> _Given records_:
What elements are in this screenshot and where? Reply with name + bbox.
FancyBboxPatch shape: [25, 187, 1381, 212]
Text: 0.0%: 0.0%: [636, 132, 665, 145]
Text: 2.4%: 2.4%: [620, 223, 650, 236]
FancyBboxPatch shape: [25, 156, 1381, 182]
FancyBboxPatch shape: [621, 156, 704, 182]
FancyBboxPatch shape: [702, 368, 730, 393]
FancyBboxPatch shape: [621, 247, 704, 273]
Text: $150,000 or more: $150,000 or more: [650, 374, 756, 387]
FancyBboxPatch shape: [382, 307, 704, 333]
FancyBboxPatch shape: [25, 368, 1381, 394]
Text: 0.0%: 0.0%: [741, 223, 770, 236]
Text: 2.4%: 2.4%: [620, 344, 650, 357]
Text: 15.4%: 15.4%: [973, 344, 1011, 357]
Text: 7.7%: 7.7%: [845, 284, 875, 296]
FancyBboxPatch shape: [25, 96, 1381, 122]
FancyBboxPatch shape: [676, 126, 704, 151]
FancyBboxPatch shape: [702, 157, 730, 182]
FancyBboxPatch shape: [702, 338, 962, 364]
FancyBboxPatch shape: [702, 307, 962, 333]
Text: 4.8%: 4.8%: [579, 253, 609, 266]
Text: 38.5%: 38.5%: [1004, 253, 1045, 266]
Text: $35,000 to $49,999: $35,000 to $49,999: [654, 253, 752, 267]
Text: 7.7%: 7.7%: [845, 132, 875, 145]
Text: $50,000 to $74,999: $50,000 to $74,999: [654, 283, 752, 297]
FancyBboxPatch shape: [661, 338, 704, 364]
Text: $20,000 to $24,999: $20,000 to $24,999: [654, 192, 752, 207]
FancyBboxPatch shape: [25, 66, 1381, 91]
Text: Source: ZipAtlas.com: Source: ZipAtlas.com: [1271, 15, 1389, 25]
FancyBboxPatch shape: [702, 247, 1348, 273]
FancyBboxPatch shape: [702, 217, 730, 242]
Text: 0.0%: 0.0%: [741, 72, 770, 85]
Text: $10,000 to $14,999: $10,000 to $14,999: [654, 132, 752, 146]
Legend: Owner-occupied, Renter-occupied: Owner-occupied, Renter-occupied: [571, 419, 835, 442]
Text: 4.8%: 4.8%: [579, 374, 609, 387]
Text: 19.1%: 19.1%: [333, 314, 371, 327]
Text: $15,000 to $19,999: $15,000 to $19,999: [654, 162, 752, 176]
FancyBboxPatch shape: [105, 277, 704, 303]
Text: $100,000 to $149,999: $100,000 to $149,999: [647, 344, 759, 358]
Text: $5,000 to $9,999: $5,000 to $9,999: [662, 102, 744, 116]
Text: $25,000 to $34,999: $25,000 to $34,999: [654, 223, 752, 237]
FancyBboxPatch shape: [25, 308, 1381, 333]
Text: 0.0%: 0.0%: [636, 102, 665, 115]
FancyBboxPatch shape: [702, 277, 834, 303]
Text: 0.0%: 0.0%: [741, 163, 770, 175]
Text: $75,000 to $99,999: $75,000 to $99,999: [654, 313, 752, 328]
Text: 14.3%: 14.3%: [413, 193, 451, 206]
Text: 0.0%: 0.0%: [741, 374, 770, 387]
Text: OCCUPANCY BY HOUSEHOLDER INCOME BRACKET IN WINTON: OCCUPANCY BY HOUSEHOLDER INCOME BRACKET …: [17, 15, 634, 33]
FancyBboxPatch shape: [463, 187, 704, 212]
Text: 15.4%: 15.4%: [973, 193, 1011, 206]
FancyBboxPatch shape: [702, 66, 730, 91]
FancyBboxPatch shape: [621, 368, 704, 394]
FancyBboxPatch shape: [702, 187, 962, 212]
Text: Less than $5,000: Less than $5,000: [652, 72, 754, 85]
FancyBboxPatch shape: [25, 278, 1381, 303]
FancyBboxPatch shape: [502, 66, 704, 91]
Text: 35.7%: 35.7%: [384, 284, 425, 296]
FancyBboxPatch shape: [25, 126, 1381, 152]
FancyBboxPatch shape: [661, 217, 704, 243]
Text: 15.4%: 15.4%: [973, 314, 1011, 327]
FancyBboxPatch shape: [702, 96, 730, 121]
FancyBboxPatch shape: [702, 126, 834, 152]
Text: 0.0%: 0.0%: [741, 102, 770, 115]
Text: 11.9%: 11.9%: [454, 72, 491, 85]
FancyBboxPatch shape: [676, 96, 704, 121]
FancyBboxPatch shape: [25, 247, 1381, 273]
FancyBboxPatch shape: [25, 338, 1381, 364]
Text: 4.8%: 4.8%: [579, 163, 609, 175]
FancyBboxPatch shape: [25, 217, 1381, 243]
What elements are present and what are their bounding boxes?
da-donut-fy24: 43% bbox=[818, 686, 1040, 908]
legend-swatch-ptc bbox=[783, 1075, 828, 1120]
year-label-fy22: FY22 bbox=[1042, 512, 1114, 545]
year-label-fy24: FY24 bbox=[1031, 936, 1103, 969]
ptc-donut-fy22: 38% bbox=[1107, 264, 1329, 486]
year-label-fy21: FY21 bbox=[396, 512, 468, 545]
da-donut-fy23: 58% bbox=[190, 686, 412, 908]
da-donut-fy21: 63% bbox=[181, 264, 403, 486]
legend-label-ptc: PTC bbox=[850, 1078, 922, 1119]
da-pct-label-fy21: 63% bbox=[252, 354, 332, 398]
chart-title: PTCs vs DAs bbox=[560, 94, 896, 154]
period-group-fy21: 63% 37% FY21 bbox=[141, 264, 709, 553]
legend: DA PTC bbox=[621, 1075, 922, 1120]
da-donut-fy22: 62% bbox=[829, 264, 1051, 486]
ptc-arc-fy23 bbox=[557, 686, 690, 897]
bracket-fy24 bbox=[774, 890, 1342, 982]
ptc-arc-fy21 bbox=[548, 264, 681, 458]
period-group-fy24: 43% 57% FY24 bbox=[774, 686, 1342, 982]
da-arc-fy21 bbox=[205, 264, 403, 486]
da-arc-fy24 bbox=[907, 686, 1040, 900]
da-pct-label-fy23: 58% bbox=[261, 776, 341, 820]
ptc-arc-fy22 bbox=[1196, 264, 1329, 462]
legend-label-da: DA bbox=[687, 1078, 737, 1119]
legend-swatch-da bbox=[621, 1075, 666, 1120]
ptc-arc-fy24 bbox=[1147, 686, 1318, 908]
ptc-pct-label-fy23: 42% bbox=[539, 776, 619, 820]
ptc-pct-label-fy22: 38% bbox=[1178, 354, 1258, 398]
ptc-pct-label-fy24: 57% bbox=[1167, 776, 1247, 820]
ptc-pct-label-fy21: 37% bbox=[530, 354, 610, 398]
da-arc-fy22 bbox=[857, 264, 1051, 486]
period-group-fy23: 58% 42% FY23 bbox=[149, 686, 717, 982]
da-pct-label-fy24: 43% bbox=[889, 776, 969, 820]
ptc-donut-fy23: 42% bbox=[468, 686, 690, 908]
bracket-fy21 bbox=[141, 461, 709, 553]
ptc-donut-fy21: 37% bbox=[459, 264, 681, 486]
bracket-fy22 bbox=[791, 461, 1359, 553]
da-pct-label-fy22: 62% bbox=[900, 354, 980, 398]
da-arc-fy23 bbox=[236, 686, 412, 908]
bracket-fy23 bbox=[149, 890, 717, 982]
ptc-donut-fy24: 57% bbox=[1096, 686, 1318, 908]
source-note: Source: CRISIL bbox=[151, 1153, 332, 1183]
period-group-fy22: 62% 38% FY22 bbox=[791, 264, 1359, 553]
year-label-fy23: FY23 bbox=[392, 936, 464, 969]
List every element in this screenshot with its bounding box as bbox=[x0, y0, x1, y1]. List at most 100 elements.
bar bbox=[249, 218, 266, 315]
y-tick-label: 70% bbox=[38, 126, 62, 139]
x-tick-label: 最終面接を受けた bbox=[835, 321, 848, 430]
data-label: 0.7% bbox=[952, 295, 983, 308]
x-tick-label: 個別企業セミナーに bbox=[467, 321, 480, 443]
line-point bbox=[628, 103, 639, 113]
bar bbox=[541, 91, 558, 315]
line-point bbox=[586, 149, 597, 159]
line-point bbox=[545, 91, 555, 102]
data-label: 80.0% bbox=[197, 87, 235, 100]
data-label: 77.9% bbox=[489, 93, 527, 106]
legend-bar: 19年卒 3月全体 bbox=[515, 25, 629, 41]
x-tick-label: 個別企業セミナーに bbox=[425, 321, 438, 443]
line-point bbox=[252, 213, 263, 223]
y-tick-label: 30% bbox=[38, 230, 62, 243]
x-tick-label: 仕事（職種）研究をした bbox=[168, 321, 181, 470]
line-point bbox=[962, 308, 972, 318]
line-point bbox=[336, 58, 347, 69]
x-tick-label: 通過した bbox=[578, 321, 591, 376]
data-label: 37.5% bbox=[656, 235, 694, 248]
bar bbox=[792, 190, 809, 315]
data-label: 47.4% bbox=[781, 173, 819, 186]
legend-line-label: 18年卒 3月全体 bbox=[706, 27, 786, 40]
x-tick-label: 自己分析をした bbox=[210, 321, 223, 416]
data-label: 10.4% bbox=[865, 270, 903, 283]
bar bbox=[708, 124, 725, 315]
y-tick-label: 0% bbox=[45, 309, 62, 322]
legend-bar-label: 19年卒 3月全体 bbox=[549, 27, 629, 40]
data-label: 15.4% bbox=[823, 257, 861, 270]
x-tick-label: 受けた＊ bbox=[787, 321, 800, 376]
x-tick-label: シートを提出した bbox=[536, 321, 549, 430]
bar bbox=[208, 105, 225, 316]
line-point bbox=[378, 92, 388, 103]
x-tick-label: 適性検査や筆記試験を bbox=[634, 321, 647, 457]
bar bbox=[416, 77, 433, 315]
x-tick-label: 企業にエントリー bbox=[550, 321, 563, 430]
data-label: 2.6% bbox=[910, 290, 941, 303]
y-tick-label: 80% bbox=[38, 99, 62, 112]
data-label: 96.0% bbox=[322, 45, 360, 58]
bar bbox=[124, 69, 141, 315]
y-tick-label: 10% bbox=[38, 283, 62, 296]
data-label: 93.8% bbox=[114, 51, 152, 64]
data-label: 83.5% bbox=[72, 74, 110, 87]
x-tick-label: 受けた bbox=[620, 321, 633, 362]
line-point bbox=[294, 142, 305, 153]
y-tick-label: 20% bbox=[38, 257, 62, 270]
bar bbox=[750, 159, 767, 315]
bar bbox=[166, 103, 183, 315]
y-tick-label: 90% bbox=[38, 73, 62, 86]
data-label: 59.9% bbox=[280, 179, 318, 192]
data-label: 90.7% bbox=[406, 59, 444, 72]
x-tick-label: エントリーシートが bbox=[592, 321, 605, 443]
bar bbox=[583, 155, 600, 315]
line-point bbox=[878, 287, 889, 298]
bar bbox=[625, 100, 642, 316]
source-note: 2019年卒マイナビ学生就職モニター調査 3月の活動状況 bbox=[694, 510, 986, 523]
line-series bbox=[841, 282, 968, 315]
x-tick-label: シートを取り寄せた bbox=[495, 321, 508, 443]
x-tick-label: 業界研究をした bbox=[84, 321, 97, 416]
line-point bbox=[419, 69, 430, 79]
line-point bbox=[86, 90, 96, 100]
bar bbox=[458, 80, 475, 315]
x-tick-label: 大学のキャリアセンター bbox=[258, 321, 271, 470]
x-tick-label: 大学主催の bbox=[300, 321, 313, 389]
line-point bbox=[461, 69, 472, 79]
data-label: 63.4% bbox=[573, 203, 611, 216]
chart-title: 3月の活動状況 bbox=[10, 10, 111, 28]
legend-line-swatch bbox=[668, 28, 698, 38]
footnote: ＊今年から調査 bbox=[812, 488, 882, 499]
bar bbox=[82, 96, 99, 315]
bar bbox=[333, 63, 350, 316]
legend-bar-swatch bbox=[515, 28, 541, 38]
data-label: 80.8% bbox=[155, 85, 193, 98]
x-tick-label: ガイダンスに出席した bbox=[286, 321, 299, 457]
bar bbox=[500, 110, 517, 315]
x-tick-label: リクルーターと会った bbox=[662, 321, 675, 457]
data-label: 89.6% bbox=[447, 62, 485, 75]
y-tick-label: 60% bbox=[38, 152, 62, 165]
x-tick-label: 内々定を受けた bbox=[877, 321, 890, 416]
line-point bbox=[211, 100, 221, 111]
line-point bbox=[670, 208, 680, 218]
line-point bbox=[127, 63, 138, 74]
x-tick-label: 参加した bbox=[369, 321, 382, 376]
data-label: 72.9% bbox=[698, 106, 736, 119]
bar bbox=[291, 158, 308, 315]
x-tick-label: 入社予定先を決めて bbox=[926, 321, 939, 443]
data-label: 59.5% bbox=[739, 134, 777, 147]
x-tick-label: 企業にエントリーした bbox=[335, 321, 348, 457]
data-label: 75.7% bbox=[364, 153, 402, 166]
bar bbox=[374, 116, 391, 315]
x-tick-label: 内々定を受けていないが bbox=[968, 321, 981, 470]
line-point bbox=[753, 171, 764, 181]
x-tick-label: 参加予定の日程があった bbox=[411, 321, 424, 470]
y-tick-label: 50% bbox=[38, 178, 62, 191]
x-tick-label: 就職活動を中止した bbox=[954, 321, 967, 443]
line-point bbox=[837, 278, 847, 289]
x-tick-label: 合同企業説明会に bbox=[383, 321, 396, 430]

> _Work to complete_: Format the entries from their first line through the line containing "Text: 2.4%: 2.4%: [620, 344, 650, 357]", both ends included, as a JSON list of strings. Use one string per line and omit blank lines.

> _Result below_:
[
  "What elements are in this screenshot and where? Reply with name + bbox.",
  "FancyBboxPatch shape: [25, 187, 1381, 212]",
  "Text: 0.0%: 0.0%: [636, 132, 665, 145]",
  "Text: 2.4%: 2.4%: [620, 223, 650, 236]",
  "FancyBboxPatch shape: [25, 156, 1381, 182]",
  "FancyBboxPatch shape: [621, 156, 704, 182]",
  "FancyBboxPatch shape: [702, 368, 730, 393]",
  "FancyBboxPatch shape: [621, 247, 704, 273]",
  "Text: $150,000 or more: $150,000 or more: [650, 374, 756, 387]",
  "FancyBboxPatch shape: [382, 307, 704, 333]",
  "FancyBboxPatch shape: [25, 368, 1381, 394]",
  "Text: 0.0%: 0.0%: [741, 223, 770, 236]",
  "Text: 2.4%: 2.4%: [620, 344, 650, 357]"
]